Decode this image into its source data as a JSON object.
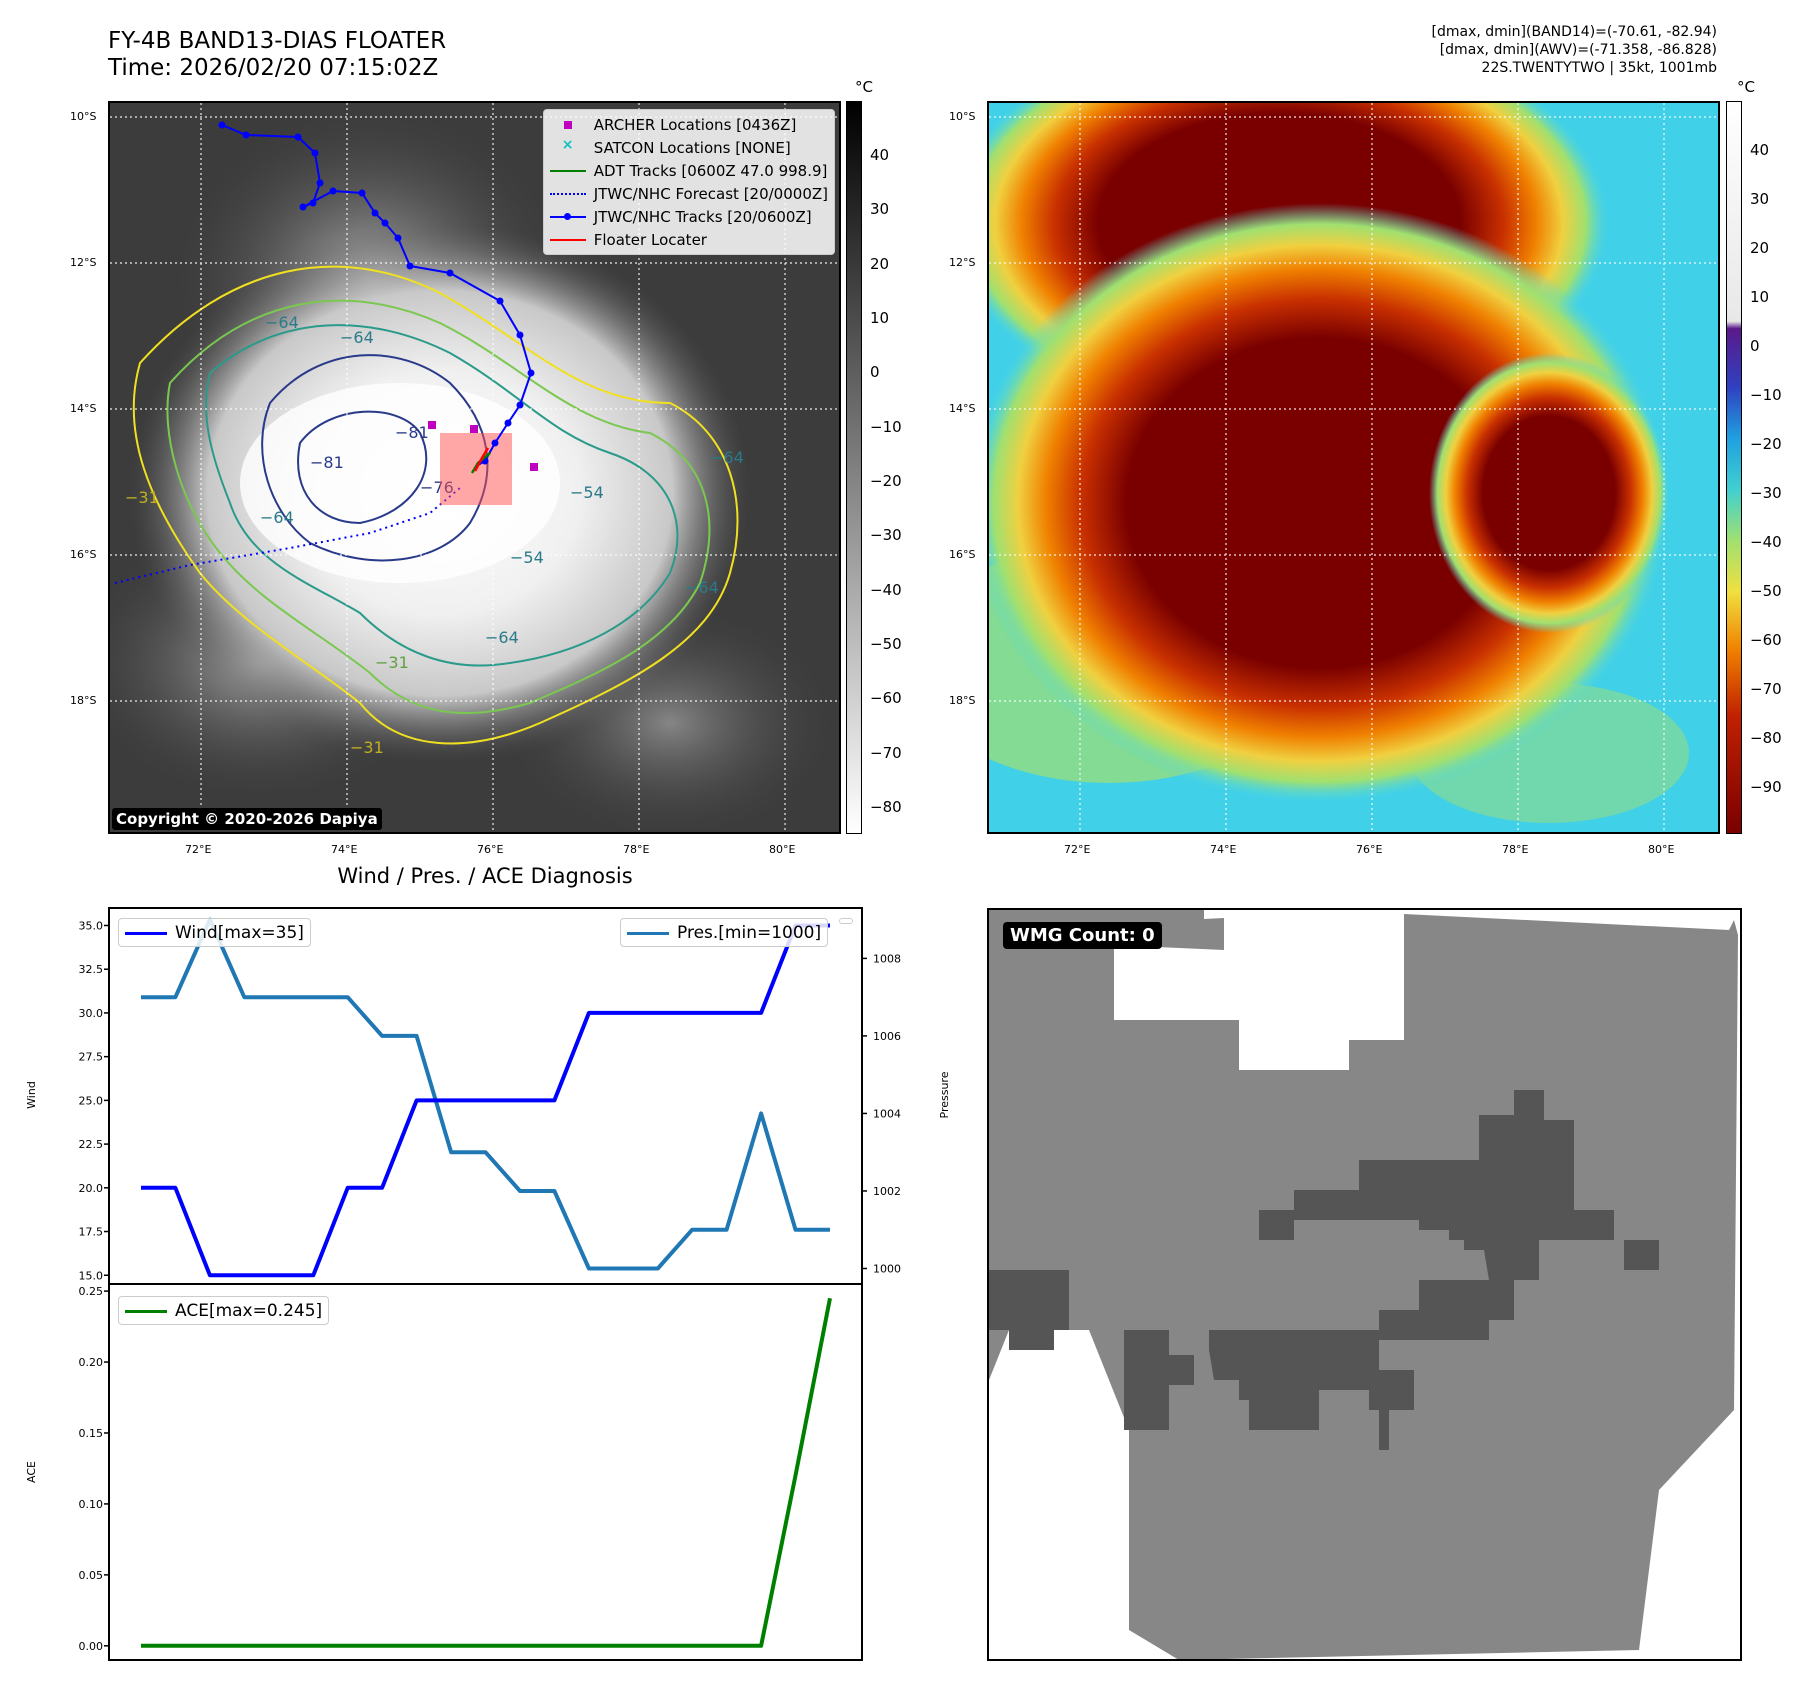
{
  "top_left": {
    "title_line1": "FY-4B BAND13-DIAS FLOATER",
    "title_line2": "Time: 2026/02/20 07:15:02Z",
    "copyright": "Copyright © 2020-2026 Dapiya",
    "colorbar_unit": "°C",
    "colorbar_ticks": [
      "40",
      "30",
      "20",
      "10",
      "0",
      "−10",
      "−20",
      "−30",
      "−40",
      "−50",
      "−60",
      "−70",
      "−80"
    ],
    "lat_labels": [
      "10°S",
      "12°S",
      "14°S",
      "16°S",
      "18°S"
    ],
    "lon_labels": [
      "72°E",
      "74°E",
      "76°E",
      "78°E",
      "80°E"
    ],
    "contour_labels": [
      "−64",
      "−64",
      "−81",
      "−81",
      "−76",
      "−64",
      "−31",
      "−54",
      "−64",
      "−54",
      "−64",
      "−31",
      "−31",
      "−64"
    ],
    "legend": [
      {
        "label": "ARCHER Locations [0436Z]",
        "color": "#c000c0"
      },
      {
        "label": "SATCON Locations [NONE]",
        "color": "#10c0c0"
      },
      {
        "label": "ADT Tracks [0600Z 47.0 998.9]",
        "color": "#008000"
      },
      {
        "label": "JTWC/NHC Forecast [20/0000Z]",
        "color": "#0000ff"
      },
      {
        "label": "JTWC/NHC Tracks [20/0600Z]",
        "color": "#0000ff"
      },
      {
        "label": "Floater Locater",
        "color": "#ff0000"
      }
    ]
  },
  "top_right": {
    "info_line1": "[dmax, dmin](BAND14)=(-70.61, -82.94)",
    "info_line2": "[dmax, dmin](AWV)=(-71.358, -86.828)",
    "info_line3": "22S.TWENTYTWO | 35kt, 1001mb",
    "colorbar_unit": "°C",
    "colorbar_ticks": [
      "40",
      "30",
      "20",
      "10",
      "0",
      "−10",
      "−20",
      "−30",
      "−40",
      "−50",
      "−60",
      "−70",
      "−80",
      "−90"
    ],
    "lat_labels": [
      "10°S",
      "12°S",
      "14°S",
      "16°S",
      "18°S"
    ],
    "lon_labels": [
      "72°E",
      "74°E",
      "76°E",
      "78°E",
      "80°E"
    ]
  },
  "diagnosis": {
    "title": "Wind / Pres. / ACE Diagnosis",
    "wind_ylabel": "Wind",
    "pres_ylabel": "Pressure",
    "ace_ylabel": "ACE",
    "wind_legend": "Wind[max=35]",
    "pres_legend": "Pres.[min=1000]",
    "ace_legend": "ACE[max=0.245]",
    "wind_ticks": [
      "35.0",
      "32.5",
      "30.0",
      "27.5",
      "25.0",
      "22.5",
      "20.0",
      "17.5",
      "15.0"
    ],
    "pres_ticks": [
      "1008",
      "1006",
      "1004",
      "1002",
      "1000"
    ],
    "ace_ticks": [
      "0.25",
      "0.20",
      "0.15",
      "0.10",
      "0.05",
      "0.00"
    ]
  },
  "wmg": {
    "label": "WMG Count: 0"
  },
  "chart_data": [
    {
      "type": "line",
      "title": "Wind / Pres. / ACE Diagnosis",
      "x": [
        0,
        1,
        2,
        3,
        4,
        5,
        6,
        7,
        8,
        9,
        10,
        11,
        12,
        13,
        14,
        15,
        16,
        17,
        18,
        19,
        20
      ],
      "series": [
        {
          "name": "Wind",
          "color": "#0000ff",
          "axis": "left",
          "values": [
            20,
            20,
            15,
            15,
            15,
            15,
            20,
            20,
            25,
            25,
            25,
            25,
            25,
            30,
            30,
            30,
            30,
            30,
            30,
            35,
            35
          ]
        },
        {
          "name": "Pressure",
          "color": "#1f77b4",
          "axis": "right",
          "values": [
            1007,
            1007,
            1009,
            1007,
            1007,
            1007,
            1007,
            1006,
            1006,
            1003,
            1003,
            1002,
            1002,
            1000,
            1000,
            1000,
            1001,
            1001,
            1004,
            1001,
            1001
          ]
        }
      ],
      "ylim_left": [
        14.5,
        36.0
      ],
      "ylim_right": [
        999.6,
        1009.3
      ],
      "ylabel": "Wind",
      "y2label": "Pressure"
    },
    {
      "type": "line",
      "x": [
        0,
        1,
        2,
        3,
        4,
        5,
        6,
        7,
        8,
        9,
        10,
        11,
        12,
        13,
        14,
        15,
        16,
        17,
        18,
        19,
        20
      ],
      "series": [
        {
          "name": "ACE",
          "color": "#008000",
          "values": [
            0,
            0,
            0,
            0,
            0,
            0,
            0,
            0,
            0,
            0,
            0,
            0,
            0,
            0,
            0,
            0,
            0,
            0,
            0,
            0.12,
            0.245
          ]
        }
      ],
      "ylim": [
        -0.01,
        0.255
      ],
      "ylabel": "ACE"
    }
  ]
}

---

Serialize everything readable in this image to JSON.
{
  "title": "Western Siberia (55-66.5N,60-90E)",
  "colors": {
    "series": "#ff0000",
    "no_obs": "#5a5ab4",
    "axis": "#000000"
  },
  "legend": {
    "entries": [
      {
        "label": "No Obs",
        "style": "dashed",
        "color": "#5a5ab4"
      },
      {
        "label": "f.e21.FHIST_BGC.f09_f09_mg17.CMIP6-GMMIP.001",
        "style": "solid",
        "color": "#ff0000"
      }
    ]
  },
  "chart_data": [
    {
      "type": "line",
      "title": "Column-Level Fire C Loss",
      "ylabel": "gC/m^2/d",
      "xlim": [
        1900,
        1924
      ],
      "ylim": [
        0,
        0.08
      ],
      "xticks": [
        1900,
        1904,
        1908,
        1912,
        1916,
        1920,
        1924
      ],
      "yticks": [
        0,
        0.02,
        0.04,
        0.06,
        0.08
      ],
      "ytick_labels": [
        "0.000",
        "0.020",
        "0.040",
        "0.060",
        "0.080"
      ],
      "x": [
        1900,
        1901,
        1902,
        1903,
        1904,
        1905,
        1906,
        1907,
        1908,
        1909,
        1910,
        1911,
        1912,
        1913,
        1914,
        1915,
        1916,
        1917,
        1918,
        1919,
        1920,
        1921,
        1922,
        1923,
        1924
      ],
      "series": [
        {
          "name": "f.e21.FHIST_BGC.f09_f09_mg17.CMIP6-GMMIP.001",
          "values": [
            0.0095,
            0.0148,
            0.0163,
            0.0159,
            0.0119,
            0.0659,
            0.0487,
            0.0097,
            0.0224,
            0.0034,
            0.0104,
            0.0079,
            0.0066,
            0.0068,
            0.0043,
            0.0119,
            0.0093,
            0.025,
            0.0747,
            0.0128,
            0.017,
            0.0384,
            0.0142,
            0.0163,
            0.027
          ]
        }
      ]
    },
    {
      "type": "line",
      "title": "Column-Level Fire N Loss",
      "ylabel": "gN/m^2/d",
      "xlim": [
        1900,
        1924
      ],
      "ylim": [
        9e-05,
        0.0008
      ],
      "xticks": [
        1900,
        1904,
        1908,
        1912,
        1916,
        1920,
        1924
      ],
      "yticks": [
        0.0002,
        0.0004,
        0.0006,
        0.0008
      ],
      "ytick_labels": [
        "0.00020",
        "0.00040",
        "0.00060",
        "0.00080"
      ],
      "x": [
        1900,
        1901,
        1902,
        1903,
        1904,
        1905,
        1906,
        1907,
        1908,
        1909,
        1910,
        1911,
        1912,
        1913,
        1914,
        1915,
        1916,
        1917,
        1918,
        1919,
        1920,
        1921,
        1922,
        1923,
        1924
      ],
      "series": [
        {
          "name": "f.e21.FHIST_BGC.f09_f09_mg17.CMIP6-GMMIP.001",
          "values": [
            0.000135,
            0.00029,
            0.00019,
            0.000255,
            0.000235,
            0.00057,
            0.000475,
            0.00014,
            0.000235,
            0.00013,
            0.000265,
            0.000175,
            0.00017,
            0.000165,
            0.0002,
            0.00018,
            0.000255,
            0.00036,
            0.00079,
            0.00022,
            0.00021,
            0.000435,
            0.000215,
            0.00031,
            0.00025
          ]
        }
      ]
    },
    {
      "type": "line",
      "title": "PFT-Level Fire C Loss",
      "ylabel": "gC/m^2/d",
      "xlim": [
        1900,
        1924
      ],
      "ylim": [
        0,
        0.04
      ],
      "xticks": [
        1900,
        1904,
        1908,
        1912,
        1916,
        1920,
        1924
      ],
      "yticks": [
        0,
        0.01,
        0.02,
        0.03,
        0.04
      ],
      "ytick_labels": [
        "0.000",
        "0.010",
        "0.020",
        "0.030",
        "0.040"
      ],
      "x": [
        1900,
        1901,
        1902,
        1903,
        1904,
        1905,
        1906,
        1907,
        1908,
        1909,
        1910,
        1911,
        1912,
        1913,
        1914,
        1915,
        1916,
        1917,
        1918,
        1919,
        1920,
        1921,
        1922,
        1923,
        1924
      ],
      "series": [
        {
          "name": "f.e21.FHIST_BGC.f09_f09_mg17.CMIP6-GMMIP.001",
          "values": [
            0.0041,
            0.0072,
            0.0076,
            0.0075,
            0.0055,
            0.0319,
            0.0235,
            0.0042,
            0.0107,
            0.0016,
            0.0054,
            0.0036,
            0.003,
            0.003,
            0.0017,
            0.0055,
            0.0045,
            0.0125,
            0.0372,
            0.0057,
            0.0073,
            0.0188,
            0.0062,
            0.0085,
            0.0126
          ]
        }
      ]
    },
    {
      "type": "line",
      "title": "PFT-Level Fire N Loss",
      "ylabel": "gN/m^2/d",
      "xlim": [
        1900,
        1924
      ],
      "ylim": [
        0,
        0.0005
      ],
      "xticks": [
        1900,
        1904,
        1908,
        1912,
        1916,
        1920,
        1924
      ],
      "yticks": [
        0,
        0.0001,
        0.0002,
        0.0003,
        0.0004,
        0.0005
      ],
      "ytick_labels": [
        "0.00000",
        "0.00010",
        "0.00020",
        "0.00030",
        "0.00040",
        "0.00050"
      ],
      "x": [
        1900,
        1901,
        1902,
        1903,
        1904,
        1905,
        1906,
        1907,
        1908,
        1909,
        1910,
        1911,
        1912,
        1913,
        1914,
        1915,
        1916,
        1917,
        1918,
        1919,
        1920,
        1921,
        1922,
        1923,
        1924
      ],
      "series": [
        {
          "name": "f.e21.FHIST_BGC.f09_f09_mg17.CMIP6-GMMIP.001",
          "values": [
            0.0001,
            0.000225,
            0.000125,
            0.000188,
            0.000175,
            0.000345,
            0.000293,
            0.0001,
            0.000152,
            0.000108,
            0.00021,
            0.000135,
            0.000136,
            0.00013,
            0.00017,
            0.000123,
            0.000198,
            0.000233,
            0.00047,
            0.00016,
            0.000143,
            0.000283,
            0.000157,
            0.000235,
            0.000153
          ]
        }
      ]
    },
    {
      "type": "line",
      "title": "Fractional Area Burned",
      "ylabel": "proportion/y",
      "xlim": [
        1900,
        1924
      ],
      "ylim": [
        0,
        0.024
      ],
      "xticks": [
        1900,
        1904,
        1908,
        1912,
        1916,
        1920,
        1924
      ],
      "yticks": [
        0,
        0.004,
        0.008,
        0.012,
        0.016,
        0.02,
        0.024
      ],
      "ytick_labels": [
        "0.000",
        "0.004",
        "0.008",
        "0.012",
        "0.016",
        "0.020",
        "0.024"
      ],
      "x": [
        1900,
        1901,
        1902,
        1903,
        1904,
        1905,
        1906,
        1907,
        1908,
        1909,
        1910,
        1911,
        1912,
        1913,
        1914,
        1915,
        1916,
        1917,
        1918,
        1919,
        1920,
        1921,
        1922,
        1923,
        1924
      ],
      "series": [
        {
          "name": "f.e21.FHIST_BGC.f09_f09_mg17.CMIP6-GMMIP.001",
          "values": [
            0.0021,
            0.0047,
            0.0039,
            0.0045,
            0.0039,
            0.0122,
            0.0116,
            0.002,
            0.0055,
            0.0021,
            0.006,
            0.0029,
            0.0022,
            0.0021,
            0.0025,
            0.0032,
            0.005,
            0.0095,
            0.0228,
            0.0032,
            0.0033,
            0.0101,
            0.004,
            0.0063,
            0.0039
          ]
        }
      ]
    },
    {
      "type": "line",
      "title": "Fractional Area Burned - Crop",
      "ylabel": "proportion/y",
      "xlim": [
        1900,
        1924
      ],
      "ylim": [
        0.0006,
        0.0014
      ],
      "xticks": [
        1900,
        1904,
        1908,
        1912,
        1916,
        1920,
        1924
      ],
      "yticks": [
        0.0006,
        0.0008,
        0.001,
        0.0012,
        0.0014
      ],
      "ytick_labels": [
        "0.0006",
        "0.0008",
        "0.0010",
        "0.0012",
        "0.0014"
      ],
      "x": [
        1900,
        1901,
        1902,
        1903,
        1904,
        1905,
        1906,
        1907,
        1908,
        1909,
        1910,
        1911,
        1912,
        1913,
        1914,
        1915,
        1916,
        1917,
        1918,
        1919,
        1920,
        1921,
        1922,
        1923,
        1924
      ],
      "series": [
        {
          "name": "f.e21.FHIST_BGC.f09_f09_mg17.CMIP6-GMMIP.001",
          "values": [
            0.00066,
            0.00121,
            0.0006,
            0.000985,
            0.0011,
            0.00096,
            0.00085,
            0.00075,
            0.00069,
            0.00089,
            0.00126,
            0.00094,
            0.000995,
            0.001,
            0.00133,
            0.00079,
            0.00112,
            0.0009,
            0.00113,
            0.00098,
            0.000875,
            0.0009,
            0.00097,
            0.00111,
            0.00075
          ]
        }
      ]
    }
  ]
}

- **Task**
Which lines hold the string "image"? Copy all of them from the data above.

- **Complete output**
Decode this image into its source data as a JSON object.
Serialize everything readable in this image to JSON.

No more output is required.